• [Stated goal] Locate all lines with the word "true". Copy them.

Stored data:

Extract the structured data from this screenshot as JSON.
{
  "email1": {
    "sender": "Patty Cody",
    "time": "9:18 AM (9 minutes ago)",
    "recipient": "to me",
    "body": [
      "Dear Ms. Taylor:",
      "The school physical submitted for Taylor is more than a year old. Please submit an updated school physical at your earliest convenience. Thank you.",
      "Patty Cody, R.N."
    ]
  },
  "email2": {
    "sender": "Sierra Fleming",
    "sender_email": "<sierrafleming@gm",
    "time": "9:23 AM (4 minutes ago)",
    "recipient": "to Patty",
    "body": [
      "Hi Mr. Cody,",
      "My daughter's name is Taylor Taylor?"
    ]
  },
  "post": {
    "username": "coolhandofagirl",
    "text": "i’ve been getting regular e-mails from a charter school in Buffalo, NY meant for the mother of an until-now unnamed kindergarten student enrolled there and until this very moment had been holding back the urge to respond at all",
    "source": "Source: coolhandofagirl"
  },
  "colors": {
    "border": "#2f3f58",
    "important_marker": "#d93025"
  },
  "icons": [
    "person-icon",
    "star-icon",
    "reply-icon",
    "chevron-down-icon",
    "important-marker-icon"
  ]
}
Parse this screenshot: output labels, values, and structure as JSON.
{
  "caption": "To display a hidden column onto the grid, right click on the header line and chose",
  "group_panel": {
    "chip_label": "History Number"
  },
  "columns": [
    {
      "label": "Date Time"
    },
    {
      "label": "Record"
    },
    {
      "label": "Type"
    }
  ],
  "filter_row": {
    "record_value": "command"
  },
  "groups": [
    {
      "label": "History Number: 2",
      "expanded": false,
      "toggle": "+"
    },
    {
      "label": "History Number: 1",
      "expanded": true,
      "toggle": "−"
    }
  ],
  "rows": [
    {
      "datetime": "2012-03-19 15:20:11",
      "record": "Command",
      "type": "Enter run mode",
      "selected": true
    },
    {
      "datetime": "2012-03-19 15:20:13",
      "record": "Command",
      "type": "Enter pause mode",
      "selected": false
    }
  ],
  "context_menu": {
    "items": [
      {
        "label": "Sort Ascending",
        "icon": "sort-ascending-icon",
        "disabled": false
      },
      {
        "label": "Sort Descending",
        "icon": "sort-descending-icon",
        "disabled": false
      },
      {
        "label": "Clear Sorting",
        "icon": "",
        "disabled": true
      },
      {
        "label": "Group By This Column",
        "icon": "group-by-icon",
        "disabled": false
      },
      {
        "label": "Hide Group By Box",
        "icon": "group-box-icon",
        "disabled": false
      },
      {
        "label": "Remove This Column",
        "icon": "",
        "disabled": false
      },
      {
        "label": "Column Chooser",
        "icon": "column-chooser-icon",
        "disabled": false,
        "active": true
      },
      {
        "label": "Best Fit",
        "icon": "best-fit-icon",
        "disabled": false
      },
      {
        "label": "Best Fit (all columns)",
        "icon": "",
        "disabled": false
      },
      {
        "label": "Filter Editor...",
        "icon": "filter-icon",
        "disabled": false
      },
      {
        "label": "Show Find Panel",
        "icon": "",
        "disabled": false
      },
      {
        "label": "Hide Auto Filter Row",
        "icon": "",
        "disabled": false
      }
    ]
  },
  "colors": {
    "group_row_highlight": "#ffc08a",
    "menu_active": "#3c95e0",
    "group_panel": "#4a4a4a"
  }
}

• [Finished task]
      "expanded": true,
      "selected": true
        "disabled": true
        "active": true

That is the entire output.